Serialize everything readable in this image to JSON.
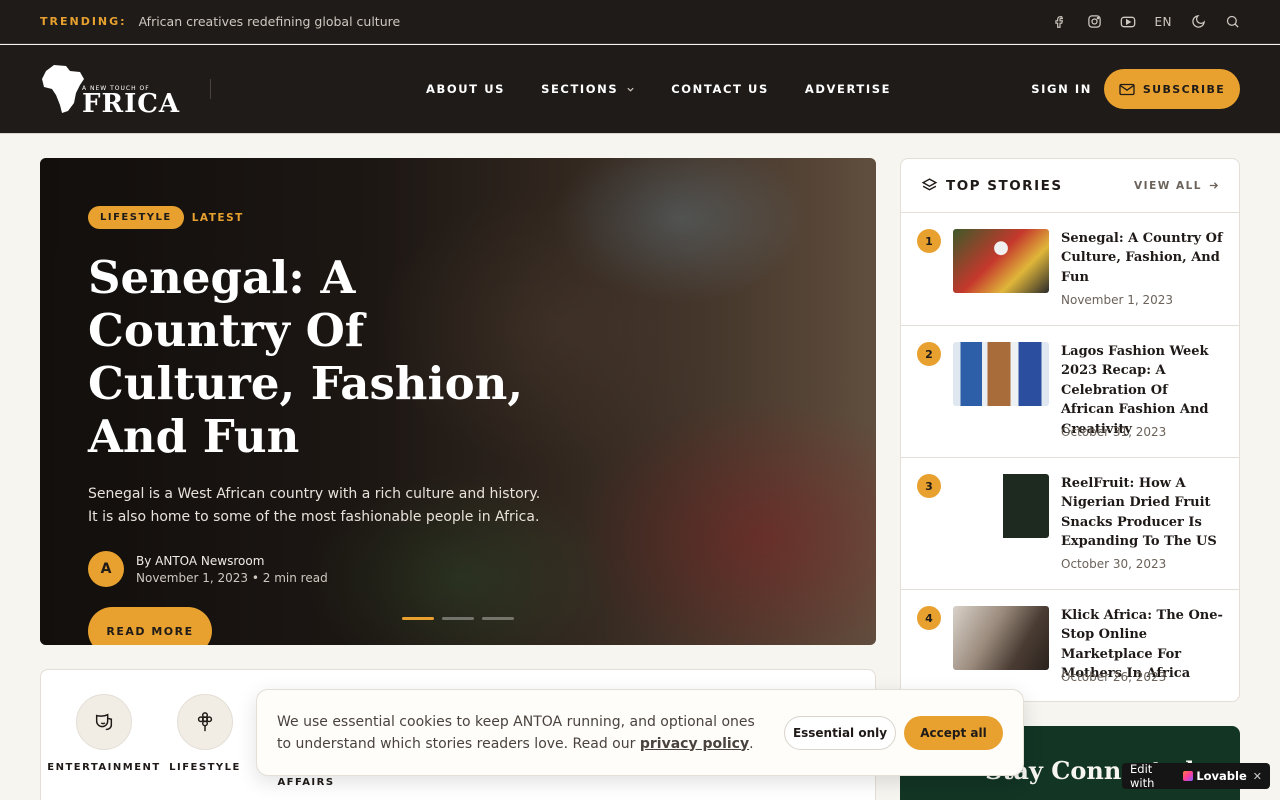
{
  "trending": {
    "label": "TRENDING:",
    "text": "African creatives redefining global culture",
    "lang": "EN"
  },
  "header": {
    "logo_small": "A NEW TOUCH OF",
    "logo_word": "FRICA",
    "nav": [
      "ABOUT US",
      "SECTIONS",
      "CONTACT US",
      "ADVERTISE"
    ],
    "signin": "SIGN IN",
    "subscribe": "SUBSCRIBE"
  },
  "hero": {
    "tag_category": "LIFESTYLE",
    "tag_latest": "LATEST",
    "title": "Senegal: A Country Of Culture, Fashion, And Fun",
    "description": "Senegal is a West African country with a rich culture and history. It is also home to some of the most fashionable people in Africa.",
    "avatar_initial": "A",
    "author": "By ANTOA Newsroom",
    "date": "November 1, 2023",
    "read_time": "2 min read",
    "read_more": "READ MORE",
    "slides": 3,
    "active_slide": 1
  },
  "categories": [
    {
      "label": "ENTERTAINMENT",
      "icon": "theater-mask-icon"
    },
    {
      "label": "LIFESTYLE",
      "icon": "flower-icon"
    },
    {
      "label": "AFFAIRS",
      "icon": "globe-icon"
    }
  ],
  "top_stories": {
    "title": "TOP STORIES",
    "view_all": "VIEW ALL",
    "items": [
      {
        "rank": "1",
        "title": "Senegal: A Country Of Culture, Fashion, And Fun",
        "date": "November 1, 2023"
      },
      {
        "rank": "2",
        "title": "Lagos Fashion Week 2023 Recap: A Celebration Of African Fashion And Creativity",
        "date": "October 31, 2023"
      },
      {
        "rank": "3",
        "title": "ReelFruit: How A Nigerian Dried Fruit Snacks Producer Is Expanding To The US",
        "date": "October 30, 2023"
      },
      {
        "rank": "4",
        "title": "Klick Africa: The One-Stop Online Marketplace For Mothers In Africa",
        "date": "October 26, 2023"
      }
    ]
  },
  "connected": {
    "title": "Stay Connected"
  },
  "cookie": {
    "text": "We use essential cookies to keep ANTOA running, and optional ones to understand which stories readers love. Read our ",
    "link": "privacy policy",
    "end": ".",
    "essential": "Essential only",
    "accept": "Accept all"
  },
  "badge": {
    "edit": "Edit with",
    "brand": "Lovable"
  },
  "colors": {
    "accent": "#e8a12f",
    "dark": "#1f1b18",
    "green": "#123524"
  }
}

= = = = = = =

## WORK TO COMPLETE
Copy and report every line where the word "essential" is present.

## ANSWER FOR THE TASK
    "text": "We use essential cookies to keep ANTOA running, and optional ones to understand which stories readers love. Read our ",
    "essential": "Essential only",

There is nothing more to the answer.